>> BEGIN
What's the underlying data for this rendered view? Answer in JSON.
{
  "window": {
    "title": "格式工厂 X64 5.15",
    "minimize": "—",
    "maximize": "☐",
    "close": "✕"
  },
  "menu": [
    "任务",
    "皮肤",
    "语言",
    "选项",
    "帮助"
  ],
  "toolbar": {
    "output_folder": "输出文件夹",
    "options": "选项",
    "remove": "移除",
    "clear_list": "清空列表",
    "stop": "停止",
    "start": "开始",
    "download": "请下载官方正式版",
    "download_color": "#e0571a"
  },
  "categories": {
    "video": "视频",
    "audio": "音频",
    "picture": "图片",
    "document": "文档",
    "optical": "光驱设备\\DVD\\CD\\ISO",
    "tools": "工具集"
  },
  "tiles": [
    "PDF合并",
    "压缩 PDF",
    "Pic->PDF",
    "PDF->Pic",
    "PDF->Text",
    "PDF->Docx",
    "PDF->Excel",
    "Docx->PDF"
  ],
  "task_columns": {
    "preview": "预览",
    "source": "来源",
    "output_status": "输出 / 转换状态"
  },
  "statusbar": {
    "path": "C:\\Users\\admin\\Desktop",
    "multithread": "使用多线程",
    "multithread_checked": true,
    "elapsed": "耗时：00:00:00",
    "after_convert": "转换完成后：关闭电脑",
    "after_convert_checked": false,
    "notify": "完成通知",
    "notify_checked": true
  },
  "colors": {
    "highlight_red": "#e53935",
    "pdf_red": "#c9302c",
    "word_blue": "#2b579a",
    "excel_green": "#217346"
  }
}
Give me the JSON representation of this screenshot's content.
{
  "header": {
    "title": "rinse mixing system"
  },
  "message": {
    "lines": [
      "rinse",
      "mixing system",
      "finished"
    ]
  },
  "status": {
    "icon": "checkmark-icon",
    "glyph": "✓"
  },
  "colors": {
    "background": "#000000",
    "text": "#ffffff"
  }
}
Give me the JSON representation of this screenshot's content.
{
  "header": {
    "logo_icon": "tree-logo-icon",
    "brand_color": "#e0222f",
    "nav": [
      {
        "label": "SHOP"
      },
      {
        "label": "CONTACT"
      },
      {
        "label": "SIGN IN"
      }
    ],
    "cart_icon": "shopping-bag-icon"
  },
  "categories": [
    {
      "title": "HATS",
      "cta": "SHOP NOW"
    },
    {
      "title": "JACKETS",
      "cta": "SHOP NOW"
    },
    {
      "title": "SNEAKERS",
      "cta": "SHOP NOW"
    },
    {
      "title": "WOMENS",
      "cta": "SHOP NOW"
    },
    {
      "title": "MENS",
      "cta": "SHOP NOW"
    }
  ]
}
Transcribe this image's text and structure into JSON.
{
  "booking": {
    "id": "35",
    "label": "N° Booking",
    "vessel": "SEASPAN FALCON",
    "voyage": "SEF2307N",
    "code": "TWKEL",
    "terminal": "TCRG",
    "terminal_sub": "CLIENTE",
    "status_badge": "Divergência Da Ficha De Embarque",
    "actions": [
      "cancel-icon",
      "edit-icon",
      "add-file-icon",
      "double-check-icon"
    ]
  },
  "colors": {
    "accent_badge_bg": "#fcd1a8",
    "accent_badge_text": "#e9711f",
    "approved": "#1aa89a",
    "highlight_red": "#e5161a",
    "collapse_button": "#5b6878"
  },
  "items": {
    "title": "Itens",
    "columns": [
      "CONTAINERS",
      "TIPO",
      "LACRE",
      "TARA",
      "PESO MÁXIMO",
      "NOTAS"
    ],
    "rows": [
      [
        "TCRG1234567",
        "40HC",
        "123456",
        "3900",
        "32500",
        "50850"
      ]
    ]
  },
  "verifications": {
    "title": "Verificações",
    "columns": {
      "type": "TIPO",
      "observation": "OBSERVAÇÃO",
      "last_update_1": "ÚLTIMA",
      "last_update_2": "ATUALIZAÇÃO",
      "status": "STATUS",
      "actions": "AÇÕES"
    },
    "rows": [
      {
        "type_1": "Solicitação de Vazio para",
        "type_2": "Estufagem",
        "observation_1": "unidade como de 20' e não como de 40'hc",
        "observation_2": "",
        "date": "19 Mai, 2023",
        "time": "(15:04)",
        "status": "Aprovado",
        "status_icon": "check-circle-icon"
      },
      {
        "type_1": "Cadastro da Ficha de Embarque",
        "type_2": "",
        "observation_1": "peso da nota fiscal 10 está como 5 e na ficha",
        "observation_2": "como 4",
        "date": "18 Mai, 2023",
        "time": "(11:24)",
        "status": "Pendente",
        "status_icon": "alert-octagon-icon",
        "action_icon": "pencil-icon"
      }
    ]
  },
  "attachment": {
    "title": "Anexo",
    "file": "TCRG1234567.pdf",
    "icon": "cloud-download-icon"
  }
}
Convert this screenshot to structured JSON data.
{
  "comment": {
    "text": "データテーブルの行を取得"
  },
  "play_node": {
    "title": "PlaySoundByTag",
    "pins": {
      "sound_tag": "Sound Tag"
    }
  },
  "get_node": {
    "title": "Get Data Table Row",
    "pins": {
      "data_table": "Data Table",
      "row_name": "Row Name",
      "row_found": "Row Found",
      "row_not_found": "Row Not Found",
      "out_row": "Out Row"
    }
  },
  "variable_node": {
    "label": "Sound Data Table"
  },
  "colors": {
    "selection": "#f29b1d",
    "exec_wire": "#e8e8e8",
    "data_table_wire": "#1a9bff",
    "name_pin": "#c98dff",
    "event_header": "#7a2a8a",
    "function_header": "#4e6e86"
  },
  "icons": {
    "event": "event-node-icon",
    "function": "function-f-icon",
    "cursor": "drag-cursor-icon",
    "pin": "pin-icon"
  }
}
>> END
**Short exercise**
Return the listing above word for word.

**Answer in full**
What's the underlying data for this rendered view? Answer in JSON.
{
  "window": {
    "title": "格式工厂 X64 5.15",
    "minimize": "—",
    "maximize": "☐",
    "close": "✕"
  },
  "menu": [
    "任务",
    "皮肤",
    "语言",
    "选项",
    "帮助"
  ],
  "toolbar": {
    "output_folder": "输出文件夹",
    "options": "选项",
    "remove": "移除",
    "clear_list": "清空列表",
    "stop": "停止",
    "start": "开始",
    "download": "请下载官方正式版",
    "download_color": "#e0571a"
  },
  "categories": {
    "video": "视频",
    "audio": "音频",
    "picture": "图片",
    "document": "文档",
    "optical": "光驱设备\\DVD\\CD\\ISO",
    "tools": "工具集"
  },
  "tiles": [
    "PDF合并",
    "压缩 PDF",
    "Pic->PDF",
    "PDF->Pic",
    "PDF->Text",
    "PDF->Docx",
    "PDF->Excel",
    "Docx->PDF"
  ],
  "task_columns": {
    "preview": "预览",
    "source": "来源",
    "output_status": "输出 / 转换状态"
  },
  "statusbar": {
    "path": "C:\\Users\\admin\\Desktop",
    "multithread": "使用多线程",
    "multithread_checked": true,
    "elapsed": "耗时：00:00:00",
    "after_convert": "转换完成后：关闭电脑",
    "after_convert_checked": false,
    "notify": "完成通知",
    "notify_checked": true
  },
  "colors": {
    "highlight_red": "#e53935",
    "pdf_red": "#c9302c",
    "word_blue": "#2b579a",
    "excel_green": "#217346"
  }
}
Give me the JSON representation of this screenshot's content.
{
  "header": {
    "title": "rinse mixing system"
  },
  "message": {
    "lines": [
      "rinse",
      "mixing system",
      "finished"
    ]
  },
  "status": {
    "icon": "checkmark-icon",
    "glyph": "✓"
  },
  "colors": {
    "background": "#000000",
    "text": "#ffffff"
  }
}
Give me the JSON representation of this screenshot's content.
{
  "header": {
    "logo_icon": "tree-logo-icon",
    "brand_color": "#e0222f",
    "nav": [
      {
        "label": "SHOP"
      },
      {
        "label": "CONTACT"
      },
      {
        "label": "SIGN IN"
      }
    ],
    "cart_icon": "shopping-bag-icon"
  },
  "categories": [
    {
      "title": "HATS",
      "cta": "SHOP NOW"
    },
    {
      "title": "JACKETS",
      "cta": "SHOP NOW"
    },
    {
      "title": "SNEAKERS",
      "cta": "SHOP NOW"
    },
    {
      "title": "WOMENS",
      "cta": "SHOP NOW"
    },
    {
      "title": "MENS",
      "cta": "SHOP NOW"
    }
  ]
}
Transcribe this image's text and structure into JSON.
{
  "booking": {
    "id": "35",
    "label": "N° Booking",
    "vessel": "SEASPAN FALCON",
    "voyage": "SEF2307N",
    "code": "TWKEL",
    "terminal": "TCRG",
    "terminal_sub": "CLIENTE",
    "status_badge": "Divergência Da Ficha De Embarque",
    "actions": [
      "cancel-icon",
      "edit-icon",
      "add-file-icon",
      "double-check-icon"
    ]
  },
  "colors": {
    "accent_badge_bg": "#fcd1a8",
    "accent_badge_text": "#e9711f",
    "approved": "#1aa89a",
    "highlight_red": "#e5161a",
    "collapse_button": "#5b6878"
  },
  "items": {
    "title": "Itens",
    "columns": [
      "CONTAINERS",
      "TIPO",
      "LACRE",
      "TARA",
      "PESO MÁXIMO",
      "NOTAS"
    ],
    "rows": [
      [
        "TCRG1234567",
        "40HC",
        "123456",
        "3900",
        "32500",
        "50850"
      ]
    ]
  },
  "verifications": {
    "title": "Verificações",
    "columns": {
      "type": "TIPO",
      "observation": "OBSERVAÇÃO",
      "last_update_1": "ÚLTIMA",
      "last_update_2": "ATUALIZAÇÃO",
      "status": "STATUS",
      "actions": "AÇÕES"
    },
    "rows": [
      {
        "type_1": "Solicitação de Vazio para",
        "type_2": "Estufagem",
        "observation_1": "unidade como de 20' e não como de 40'hc",
        "observation_2": "",
        "date": "19 Mai, 2023",
        "time": "(15:04)",
        "status": "Aprovado",
        "status_icon": "check-circle-icon"
      },
      {
        "type_1": "Cadastro da Ficha de Embarque",
        "type_2": "",
        "observation_1": "peso da nota fiscal 10 está como 5 e na ficha",
        "observation_2": "como 4",
        "date": "18 Mai, 2023",
        "time": "(11:24)",
        "status": "Pendente",
        "status_icon": "alert-octagon-icon",
        "action_icon": "pencil-icon"
      }
    ]
  },
  "attachment": {
    "title": "Anexo",
    "file": "TCRG1234567.pdf",
    "icon": "cloud-download-icon"
  }
}
Convert this screenshot to structured JSON data.
{
  "comment": {
    "text": "データテーブルの行を取得"
  },
  "play_node": {
    "title": "PlaySoundByTag",
    "pins": {
      "sound_tag": "Sound Tag"
    }
  },
  "get_node": {
    "title": "Get Data Table Row",
    "pins": {
      "data_table": "Data Table",
      "row_name": "Row Name",
      "row_found": "Row Found",
      "row_not_found": "Row Not Found",
      "out_row": "Out Row"
    }
  },
  "variable_node": {
    "label": "Sound Data Table"
  },
  "colors": {
    "selection": "#f29b1d",
    "exec_wire": "#e8e8e8",
    "data_table_wire": "#1a9bff",
    "name_pin": "#c98dff",
    "event_header": "#7a2a8a",
    "function_header": "#4e6e86"
  },
  "icons": {
    "event": "event-node-icon",
    "function": "function-f-icon",
    "cursor": "drag-cursor-icon",
    "pin": "pin-icon"
  }
}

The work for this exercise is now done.